▶ **Task instructions**
In your copy, include every line of the listing below exactly but none of the pictures.

▶ **Records supplied**

====

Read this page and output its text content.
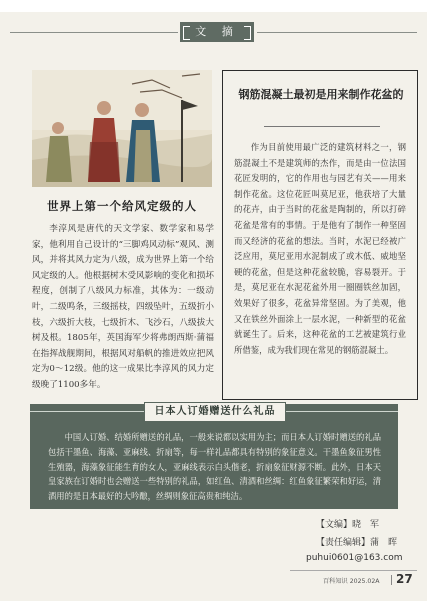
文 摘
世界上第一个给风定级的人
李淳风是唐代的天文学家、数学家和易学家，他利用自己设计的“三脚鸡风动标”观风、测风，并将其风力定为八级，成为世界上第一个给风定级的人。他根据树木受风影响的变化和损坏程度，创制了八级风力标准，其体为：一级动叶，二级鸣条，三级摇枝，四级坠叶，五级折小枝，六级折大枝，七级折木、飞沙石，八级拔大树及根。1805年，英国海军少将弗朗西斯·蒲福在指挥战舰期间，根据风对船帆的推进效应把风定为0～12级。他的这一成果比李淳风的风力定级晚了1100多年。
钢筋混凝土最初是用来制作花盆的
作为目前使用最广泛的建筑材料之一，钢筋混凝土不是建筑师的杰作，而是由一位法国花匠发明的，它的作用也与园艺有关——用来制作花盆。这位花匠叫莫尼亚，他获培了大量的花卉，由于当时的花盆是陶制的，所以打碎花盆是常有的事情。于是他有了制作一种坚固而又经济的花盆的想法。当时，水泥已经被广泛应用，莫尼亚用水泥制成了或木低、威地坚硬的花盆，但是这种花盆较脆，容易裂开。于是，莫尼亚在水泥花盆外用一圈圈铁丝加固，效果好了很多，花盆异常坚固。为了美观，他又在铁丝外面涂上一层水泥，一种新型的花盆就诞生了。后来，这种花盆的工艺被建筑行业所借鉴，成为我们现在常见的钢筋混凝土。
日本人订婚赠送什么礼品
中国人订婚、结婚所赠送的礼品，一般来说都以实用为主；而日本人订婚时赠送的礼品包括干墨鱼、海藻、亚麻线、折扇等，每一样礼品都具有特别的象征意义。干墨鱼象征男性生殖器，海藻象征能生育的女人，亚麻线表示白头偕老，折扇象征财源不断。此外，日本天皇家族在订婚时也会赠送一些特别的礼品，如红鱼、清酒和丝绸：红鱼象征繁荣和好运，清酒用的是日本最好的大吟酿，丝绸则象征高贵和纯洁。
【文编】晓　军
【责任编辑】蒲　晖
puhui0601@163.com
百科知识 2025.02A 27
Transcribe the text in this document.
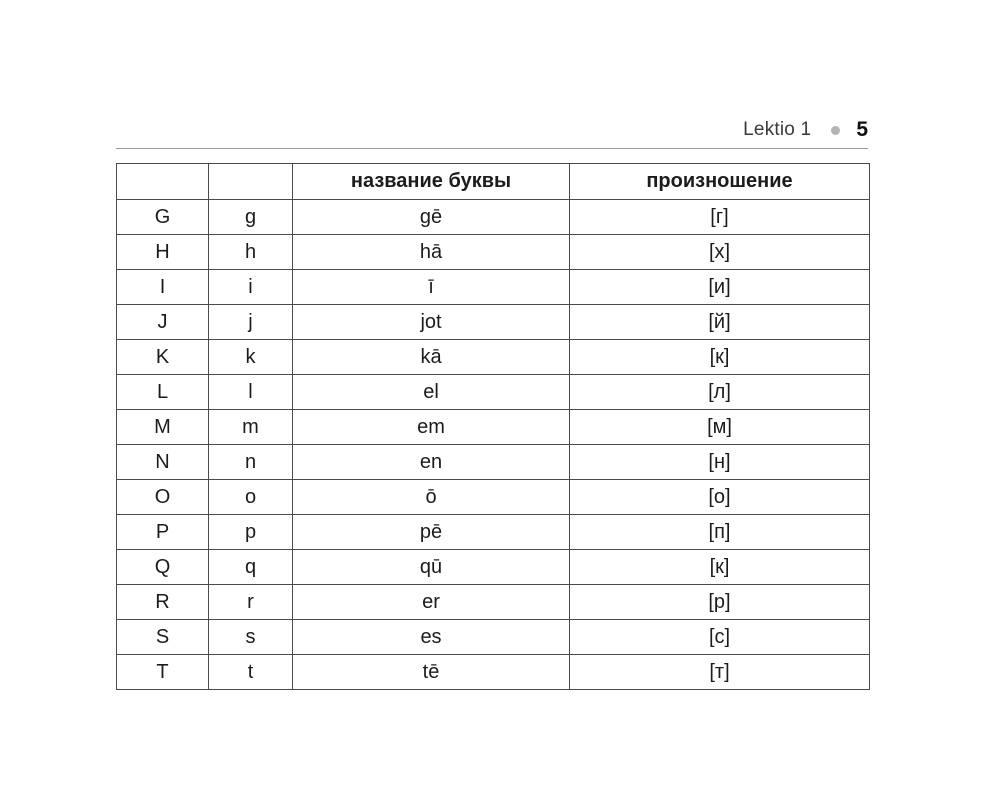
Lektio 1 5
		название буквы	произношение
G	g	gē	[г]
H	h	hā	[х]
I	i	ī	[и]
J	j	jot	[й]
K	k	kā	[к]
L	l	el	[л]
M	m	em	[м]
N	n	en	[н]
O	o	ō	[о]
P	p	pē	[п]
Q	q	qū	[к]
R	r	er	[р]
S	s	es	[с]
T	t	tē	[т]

====

▶ **Exercise result**
Read this page and output its text content.
文 摘
世界上第一个给风定级的人
李淳风是唐代的天文学家、数学家和易学家，他利用自己设计的“三脚鸡风动标”观风、测风，并将其风力定为八级，成为世界上第一个给风定级的人。他根据树木受风影响的变化和损坏程度，创制了八级风力标准，其体为：一级动叶，二级鸣条，三级摇枝，四级坠叶，五级折小枝，六级折大枝，七级折木、飞沙石，八级拔大树及根。1805年，英国海军少将弗朗西斯·蒲福在指挥战舰期间，根据风对船帆的推进效应把风定为0～12级。他的这一成果比李淳风的风力定级晚了1100多年。
钢筋混凝土最初是用来制作花盆的
作为目前使用最广泛的建筑材料之一，钢筋混凝土不是建筑师的杰作，而是由一位法国花匠发明的，它的作用也与园艺有关——用来制作花盆。这位花匠叫莫尼亚，他获培了大量的花卉，由于当时的花盆是陶制的，所以打碎花盆是常有的事情。于是他有了制作一种坚固而又经济的花盆的想法。当时，水泥已经被广泛应用，莫尼亚用水泥制成了或木低、威地坚硬的花盆，但是这种花盆较脆，容易裂开。于是，莫尼亚在水泥花盆外用一圈圈铁丝加固，效果好了很多，花盆异常坚固。为了美观，他又在铁丝外面涂上一层水泥，一种新型的花盆就诞生了。后来，这种花盆的工艺被建筑行业所借鉴，成为我们现在常见的钢筋混凝土。
日本人订婚赠送什么礼品
中国人订婚、结婚所赠送的礼品，一般来说都以实用为主；而日本人订婚时赠送的礼品包括干墨鱼、海藻、亚麻线、折扇等，每一样礼品都具有特别的象征意义。干墨鱼象征男性生殖器，海藻象征能生育的女人，亚麻线表示白头偕老，折扇象征财源不断。此外，日本天皇家族在订婚时也会赠送一些特别的礼品，如红鱼、清酒和丝绸：红鱼象征繁荣和好运，清酒用的是日本最好的大吟酿，丝绸则象征高贵和纯洁。
【文编】晓　军
【责任编辑】蒲　晖
puhui0601@163.com
百科知识 2025.02A 27
Transcribe the text in this document.
Lektio 1 5
		название буквы	произношение
G	g	gē	[г]
H	h	hā	[х]
I	i	ī	[и]
J	j	jot	[й]
K	k	kā	[к]
L	l	el	[л]
M	m	em	[м]
N	n	en	[н]
O	o	ō	[о]
P	p	pē	[п]
Q	q	qū	[к]
R	r	er	[р]
S	s	es	[с]
T	t	tē	[т]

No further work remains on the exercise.